Aim of the task: Below are the records. Gather each line that holds "time".

== Data extract

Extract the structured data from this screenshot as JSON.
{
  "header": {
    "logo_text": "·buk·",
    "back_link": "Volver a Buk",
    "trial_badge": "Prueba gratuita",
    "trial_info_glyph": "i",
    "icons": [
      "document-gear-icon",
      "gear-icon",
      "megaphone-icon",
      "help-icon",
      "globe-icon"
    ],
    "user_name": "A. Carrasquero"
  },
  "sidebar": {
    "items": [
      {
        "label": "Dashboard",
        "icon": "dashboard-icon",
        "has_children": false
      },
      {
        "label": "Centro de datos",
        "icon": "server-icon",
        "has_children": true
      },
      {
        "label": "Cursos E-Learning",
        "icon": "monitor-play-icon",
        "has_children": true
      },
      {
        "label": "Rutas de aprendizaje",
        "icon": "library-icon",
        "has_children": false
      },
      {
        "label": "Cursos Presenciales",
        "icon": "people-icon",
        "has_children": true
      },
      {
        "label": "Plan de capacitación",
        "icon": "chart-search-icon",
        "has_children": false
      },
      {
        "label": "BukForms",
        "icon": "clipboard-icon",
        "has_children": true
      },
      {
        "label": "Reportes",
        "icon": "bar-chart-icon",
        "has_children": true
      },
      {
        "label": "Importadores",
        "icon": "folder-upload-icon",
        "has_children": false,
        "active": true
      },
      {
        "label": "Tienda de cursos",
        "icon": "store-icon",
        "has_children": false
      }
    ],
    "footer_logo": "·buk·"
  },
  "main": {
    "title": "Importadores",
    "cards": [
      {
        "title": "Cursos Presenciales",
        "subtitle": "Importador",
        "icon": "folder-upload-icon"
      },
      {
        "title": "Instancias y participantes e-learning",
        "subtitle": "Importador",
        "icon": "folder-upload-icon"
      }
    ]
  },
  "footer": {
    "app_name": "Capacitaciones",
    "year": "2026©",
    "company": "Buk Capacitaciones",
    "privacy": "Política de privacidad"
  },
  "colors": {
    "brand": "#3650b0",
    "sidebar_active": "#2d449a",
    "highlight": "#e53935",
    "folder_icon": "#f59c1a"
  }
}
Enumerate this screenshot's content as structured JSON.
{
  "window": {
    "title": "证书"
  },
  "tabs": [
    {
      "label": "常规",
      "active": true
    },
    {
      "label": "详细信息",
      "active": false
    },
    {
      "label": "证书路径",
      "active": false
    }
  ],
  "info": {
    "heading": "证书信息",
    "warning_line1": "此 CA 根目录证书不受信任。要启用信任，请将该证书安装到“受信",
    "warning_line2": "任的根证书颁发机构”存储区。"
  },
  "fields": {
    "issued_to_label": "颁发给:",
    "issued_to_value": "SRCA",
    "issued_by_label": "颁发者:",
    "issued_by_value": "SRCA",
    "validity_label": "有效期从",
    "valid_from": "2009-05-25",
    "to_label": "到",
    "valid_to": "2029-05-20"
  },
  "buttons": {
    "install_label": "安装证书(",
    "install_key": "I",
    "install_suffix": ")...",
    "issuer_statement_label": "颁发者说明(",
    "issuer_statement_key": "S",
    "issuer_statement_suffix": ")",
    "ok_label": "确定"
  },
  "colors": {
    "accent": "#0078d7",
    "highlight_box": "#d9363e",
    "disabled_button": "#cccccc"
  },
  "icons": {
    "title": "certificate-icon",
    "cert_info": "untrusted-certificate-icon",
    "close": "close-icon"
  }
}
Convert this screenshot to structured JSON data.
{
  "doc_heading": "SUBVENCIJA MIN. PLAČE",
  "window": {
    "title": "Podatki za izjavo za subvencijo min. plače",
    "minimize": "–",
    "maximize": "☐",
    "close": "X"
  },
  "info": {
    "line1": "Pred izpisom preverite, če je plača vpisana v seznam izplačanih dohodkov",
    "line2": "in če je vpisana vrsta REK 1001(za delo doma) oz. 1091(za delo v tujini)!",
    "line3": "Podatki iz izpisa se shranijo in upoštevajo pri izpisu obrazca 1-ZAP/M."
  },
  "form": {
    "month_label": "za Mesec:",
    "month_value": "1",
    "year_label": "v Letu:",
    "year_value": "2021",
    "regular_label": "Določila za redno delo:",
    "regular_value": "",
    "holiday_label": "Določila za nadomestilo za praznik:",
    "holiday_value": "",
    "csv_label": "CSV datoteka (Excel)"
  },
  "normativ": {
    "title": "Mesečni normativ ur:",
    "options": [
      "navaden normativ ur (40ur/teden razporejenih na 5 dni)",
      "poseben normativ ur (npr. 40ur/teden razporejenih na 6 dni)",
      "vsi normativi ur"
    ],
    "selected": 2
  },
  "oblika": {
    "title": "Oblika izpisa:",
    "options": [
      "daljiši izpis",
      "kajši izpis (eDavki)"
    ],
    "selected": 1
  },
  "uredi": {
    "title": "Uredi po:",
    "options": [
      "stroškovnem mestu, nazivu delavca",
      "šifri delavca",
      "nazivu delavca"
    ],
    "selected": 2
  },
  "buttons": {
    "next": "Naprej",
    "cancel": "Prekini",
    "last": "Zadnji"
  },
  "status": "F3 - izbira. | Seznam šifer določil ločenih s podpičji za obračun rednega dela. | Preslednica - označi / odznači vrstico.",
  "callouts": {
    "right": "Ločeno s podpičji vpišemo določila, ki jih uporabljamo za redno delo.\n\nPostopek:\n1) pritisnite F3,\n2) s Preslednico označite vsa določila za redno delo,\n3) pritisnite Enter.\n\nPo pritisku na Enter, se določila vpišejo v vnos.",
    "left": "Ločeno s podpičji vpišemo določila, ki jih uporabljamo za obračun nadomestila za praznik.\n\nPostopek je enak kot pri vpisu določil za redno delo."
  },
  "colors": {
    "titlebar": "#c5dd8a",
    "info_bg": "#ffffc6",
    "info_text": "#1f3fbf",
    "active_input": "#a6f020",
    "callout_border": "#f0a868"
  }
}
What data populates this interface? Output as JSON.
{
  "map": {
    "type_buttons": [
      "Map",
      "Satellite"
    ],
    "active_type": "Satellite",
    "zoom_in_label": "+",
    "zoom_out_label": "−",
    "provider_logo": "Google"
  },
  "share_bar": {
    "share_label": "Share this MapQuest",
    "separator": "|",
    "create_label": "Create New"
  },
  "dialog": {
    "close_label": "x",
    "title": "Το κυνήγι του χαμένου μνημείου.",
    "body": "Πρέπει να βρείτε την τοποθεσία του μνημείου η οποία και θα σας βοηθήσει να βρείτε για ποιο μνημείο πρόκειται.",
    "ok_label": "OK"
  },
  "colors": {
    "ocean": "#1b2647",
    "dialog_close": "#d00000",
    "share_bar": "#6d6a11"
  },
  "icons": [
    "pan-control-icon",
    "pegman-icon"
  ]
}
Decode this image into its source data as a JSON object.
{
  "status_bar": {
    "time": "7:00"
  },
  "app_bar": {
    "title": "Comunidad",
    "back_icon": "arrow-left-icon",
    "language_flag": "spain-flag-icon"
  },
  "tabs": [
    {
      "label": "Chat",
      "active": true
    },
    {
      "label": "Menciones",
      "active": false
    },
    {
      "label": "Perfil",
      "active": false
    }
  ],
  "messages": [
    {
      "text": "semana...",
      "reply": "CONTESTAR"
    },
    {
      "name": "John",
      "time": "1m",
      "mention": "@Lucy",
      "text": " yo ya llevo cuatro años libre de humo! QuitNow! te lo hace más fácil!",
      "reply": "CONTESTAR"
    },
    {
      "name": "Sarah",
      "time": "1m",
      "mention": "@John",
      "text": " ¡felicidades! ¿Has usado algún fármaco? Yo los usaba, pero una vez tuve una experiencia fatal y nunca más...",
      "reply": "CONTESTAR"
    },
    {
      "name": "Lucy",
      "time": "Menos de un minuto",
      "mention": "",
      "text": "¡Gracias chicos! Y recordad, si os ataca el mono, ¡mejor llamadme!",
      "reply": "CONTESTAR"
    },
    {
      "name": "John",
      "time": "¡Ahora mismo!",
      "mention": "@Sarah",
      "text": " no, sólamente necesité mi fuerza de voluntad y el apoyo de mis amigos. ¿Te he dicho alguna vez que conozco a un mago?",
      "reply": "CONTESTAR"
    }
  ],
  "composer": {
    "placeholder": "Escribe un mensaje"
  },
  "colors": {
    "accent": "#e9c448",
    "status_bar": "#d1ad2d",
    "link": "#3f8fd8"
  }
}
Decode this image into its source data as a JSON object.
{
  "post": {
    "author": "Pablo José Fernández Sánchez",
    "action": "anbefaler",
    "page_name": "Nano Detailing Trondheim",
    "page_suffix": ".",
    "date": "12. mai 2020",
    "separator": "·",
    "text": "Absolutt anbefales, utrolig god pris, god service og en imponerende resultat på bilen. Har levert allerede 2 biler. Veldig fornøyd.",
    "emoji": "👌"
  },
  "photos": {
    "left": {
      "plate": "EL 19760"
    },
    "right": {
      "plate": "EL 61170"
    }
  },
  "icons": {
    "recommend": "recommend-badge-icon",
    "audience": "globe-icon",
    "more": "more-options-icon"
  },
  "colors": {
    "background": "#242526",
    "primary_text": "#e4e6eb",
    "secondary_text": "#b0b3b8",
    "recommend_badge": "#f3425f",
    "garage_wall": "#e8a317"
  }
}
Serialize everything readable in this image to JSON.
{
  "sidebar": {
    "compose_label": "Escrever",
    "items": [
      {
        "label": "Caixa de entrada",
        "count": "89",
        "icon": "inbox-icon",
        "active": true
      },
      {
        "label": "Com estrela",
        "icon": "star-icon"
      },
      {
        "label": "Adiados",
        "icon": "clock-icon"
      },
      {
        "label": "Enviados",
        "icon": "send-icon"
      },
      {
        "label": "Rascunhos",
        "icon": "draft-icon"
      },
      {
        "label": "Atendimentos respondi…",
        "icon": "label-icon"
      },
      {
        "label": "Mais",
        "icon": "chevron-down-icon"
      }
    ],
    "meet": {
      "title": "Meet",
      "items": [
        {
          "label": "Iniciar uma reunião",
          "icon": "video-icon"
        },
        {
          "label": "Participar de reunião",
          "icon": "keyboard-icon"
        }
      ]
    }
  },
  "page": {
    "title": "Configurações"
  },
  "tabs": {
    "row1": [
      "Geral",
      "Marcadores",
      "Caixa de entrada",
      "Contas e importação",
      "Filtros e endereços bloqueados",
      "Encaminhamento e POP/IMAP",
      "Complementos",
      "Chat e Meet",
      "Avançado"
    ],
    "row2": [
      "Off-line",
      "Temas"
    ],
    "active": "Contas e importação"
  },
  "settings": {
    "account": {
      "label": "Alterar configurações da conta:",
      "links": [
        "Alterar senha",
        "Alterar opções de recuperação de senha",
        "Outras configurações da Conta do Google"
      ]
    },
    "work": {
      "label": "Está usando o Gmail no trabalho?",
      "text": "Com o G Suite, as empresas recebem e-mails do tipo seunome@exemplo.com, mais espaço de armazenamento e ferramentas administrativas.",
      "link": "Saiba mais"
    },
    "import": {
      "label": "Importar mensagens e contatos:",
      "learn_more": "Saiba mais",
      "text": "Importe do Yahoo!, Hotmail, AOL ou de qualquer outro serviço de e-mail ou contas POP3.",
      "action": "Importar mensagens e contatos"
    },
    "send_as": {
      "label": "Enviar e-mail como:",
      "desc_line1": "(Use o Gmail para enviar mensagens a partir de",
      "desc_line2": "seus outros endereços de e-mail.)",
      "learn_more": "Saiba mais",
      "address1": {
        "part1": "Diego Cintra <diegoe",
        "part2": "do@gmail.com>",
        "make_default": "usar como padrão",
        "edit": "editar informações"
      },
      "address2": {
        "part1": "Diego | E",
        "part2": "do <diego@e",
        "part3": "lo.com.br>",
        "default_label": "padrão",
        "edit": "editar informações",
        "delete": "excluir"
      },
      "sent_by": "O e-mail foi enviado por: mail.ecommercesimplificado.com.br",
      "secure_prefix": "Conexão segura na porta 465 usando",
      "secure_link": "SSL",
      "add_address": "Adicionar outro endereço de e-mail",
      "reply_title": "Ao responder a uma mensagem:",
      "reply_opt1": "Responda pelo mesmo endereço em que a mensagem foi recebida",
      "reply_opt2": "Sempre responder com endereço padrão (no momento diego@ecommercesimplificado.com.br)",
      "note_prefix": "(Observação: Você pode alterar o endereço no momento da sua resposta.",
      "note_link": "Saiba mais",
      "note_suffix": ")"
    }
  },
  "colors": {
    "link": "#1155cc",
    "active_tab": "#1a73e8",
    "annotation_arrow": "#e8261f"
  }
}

====

The reply:
    "time": "7:00"
      "time": "1m",
      "time": "1m",
      "time": "Menos de un minuto",
      "time": "¡Ahora mismo!",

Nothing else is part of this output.